Even assuming 1 token takes 5 seconds, if you can process with 20 computers 5000 requests in parallel it means 1000 tokens/s/batch which is pretty fast. But each request takes then approximately 10 minute to complete.

Just my 2 cents on the idea why it would be nice to have in my view.

snapo avatar Apr 14 '23 05:04 snapo

There already exists many ways to distribute across tensor and operator. See e.g. https://alpa.ai/index.html

I believe this is out of scope for llama.cpp

jon-chuang avatar Apr 14 '23 05:04 jon-chuang

Thank you very much, i will check out alpa.ai and if it would fit my need :-)

snapo avatar Apr 14 '23 06:04 snapo

From ggml point of view, such distributed computing is completely possible. You simply have to partition your transformer the way you like and load the respective tensors on the respective nodes. You then create the partial compute graphs and should be ready to compute.

The main thing to solve is make the nodes communicate with each other - for example over the network. This is something that will likely never be part of ggml or even llama.cpp since it will bring 3rd party dependencies. So a distributed computing example will likely have to be demonstrated in a separate respository / fork.

Unless, you find a very elegant way to pass and queue messages between the nodes that fits in a few hundred lines of C/C++ code. In that case, this can become a llama.cpp example and I think it will be of great interest. Even if it works only on Linux for example.

ggerganov avatar Apr 14 '23 06:04 ggerganov

Unless, you find a very elegant way to pass and queue messages between the nodes that fits in a few hundred lines of C/C++ code. In that case, this can become a llama.cpp example and I think it will be of great interest. Even if it works only on Linux for example.

If you accept MPI as a dependency, this is actually very possible.

The test should be written using multiple processes to simulate multiple nodes.

jon-chuang avatar Apr 14 '23 06:04 jon-chuang

This issue was closed because it has been inactive for 14 days since being marked as stale.

github-actions[bot] avatar Apr 11 '24 01:04 github-actions[bot]
○ ○ ○ ○ ○
• [TASK INSTRUCTIONS]:
A. Check each statement against the llama.cpp issue thread. For each, answer yes or no and quote the deciding words from the thread.
(i) Each request would take about ten minutes to complete.
(ii) Communication between nodes over the network is expected to become part of ggml.
(iii) The issue was closed after 30 days of inactivity.
B. In the llama.cpp issue thread, which dependency would make message passing between nodes "very possible"?

• [PROVIDED DATA]:
○ ○ ○ ○ ○
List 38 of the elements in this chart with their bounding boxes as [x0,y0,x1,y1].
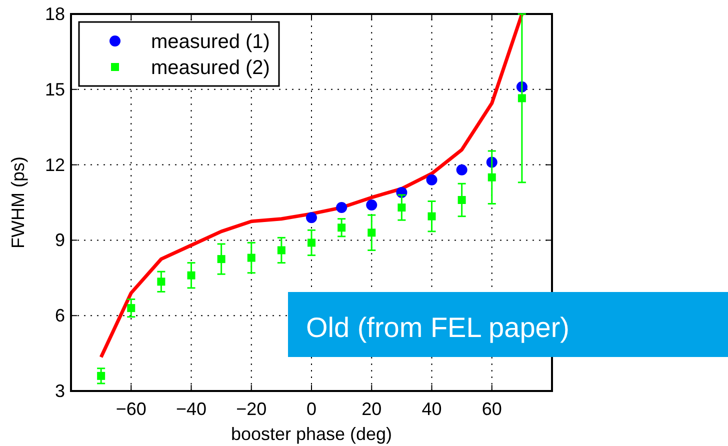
○ ○ ○ ○ ○
• [RESULTS]:
A.
(i) Yes: "But each request takes then approximately 10 minute to complete."
(ii) No: "This is something that will likely never be part of ggml or even llama.cpp since it will bring 3rd party dependencies."
(iii) No: "it has been inactive for 14 days since being marked as stale."

B. MPI